■ **The problem**:
Find every line of the listing below where "інколи" appears, and copy it.

■ **Material**:

►

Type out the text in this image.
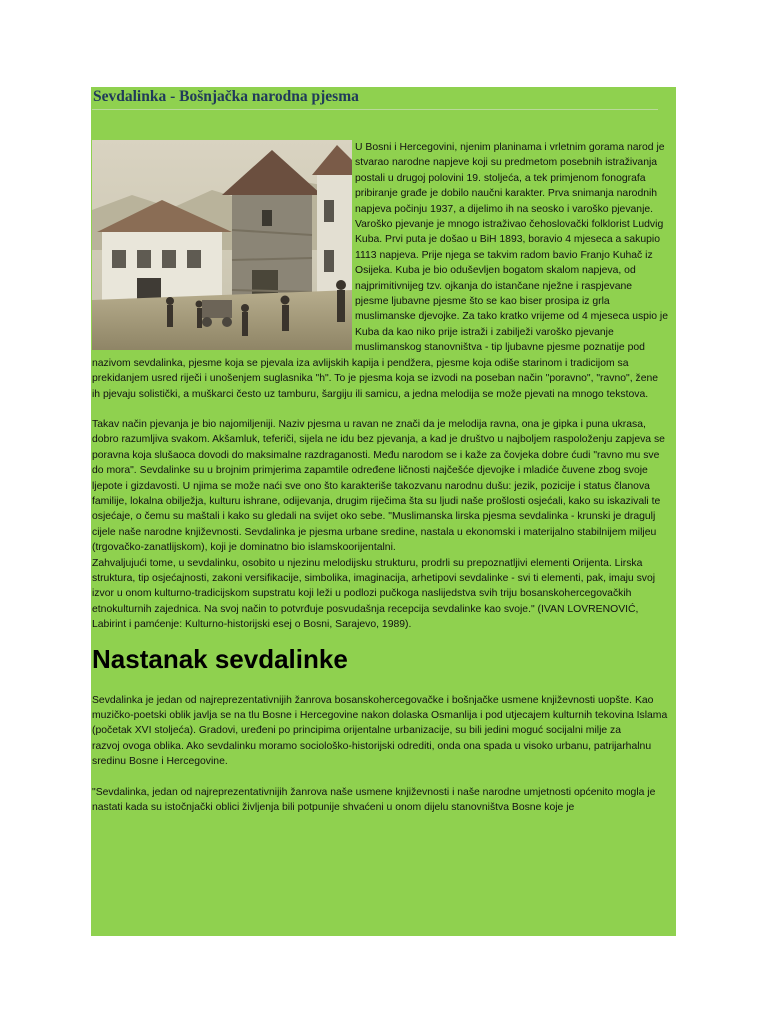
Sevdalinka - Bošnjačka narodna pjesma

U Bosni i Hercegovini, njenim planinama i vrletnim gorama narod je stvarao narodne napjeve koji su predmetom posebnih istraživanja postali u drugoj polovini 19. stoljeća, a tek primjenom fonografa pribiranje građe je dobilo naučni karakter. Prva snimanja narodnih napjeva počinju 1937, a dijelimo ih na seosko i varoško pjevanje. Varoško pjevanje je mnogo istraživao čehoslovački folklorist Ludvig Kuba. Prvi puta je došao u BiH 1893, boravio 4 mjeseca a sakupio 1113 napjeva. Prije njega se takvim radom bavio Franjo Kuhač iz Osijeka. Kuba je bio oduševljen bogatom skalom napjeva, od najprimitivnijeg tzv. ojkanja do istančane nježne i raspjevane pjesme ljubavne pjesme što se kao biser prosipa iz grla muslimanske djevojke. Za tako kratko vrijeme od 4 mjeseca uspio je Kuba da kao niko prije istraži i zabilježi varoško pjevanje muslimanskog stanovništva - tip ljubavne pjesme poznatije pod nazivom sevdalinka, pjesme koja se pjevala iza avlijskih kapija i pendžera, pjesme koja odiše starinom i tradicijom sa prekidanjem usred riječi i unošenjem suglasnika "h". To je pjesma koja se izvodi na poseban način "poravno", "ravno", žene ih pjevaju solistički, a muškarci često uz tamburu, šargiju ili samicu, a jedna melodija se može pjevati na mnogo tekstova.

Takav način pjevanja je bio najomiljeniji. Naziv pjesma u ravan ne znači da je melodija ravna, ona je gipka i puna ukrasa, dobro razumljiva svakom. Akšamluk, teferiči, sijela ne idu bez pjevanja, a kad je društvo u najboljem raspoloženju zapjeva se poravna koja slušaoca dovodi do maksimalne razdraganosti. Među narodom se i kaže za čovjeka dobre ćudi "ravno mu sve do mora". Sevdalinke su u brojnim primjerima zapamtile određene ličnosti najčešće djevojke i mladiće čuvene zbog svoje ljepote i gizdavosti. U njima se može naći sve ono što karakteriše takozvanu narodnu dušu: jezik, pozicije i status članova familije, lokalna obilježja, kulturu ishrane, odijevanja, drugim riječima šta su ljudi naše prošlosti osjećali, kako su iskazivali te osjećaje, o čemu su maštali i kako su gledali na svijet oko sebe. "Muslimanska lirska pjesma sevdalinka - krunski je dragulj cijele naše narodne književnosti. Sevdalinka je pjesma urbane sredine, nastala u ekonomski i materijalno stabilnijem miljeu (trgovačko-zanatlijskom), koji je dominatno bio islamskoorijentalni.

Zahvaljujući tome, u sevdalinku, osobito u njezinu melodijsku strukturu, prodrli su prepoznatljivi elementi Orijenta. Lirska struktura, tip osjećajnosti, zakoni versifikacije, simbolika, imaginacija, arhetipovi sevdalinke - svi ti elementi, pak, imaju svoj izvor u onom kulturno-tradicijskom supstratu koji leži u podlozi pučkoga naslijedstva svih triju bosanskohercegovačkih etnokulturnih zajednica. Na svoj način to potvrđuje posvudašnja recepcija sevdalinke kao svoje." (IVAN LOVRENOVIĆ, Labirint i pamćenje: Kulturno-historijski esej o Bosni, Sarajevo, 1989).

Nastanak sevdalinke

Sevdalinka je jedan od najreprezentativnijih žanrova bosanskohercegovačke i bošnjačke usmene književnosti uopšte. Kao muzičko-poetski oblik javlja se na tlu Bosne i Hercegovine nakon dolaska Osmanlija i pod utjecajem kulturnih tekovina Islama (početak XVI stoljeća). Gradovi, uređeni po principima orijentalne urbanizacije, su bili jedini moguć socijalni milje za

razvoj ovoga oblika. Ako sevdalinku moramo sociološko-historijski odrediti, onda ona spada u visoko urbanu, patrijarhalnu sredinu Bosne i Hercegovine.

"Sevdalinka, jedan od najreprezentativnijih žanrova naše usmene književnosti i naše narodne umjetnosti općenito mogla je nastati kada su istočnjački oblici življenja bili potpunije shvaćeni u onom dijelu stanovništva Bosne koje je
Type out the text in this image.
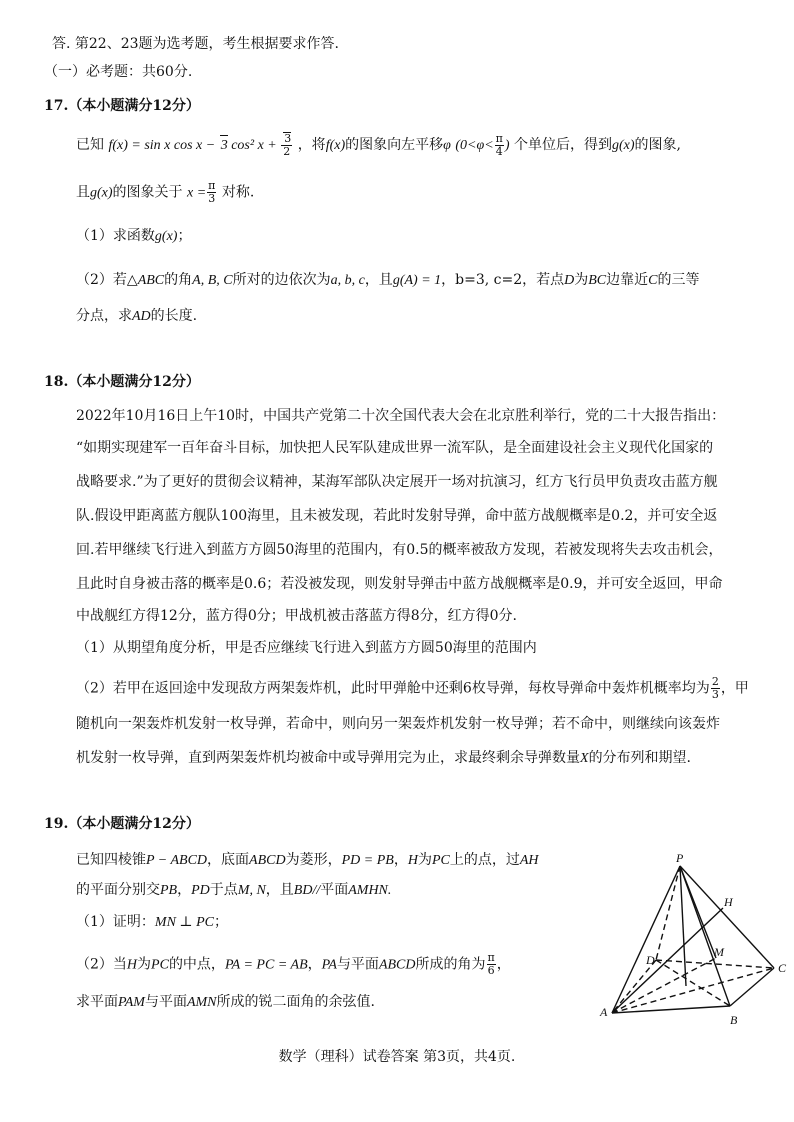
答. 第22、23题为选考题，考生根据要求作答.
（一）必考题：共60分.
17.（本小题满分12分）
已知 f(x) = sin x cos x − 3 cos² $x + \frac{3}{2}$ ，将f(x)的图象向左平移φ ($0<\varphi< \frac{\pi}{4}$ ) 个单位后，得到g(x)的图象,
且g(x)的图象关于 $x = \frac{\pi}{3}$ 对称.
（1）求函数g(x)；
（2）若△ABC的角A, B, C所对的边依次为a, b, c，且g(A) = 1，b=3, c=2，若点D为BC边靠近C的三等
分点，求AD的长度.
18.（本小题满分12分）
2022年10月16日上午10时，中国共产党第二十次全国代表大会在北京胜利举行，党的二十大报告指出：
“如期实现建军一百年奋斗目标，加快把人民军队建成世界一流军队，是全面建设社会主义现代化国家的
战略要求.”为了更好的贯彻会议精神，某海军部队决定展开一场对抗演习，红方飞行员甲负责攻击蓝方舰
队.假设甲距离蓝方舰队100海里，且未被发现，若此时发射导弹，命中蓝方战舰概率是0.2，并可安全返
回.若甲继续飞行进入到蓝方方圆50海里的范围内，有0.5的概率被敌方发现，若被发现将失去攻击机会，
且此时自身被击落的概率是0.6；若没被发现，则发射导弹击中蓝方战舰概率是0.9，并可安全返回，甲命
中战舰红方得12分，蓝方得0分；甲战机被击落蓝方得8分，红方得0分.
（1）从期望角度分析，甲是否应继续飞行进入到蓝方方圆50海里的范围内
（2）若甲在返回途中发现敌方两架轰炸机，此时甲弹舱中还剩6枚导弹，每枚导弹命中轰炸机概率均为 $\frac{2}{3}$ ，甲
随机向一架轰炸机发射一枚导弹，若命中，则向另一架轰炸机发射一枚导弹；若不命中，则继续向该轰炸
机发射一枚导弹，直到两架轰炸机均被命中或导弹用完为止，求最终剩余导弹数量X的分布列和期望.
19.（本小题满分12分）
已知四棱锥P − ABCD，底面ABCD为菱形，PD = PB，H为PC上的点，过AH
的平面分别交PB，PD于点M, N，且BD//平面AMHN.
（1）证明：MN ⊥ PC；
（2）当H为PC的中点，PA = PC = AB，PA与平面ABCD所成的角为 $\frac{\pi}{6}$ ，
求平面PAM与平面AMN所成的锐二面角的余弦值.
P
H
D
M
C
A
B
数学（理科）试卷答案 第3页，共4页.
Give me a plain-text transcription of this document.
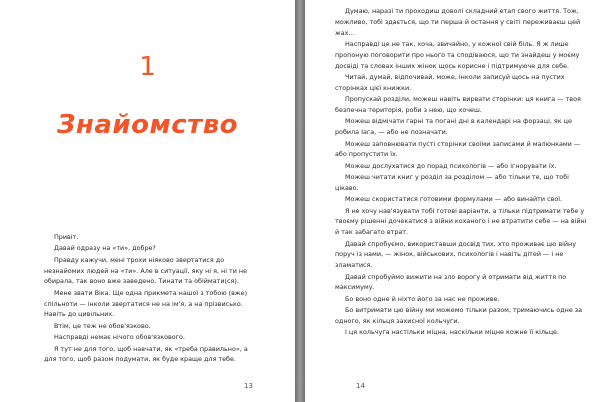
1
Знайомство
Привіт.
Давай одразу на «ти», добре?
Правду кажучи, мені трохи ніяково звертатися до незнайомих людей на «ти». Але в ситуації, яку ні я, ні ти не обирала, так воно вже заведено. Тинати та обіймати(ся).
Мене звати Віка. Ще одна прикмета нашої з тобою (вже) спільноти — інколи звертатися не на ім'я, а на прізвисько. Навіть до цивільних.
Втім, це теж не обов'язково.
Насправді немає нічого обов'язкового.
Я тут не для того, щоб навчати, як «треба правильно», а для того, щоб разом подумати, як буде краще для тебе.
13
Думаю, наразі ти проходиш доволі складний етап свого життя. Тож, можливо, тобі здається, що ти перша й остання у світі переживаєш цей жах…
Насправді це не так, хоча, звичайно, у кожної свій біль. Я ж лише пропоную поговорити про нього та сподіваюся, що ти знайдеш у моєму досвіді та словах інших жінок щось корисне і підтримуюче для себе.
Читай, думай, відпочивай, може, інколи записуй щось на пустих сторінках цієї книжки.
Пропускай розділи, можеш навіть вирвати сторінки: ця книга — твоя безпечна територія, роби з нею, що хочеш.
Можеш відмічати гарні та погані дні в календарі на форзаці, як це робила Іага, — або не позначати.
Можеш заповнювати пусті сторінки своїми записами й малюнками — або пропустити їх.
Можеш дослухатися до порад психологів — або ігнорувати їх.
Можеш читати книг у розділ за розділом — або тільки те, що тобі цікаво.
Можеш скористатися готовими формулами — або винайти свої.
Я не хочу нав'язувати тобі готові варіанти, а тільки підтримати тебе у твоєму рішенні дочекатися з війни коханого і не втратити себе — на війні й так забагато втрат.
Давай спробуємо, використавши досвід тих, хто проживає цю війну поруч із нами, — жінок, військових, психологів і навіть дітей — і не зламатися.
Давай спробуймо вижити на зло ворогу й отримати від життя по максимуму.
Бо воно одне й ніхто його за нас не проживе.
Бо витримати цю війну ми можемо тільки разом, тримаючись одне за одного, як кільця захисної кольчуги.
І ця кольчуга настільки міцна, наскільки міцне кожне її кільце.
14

◄

■ **Exercise solution**:
Мене звати Віка. Ще одна прикмета нашої з тобою (вже) спільноти — інколи звертатися не на ім'я, а на прізвисько. Навіть до цивільних.
Читай, думай, відпочивай, може, інколи записуй щось на пустих сторінках цієї книжки.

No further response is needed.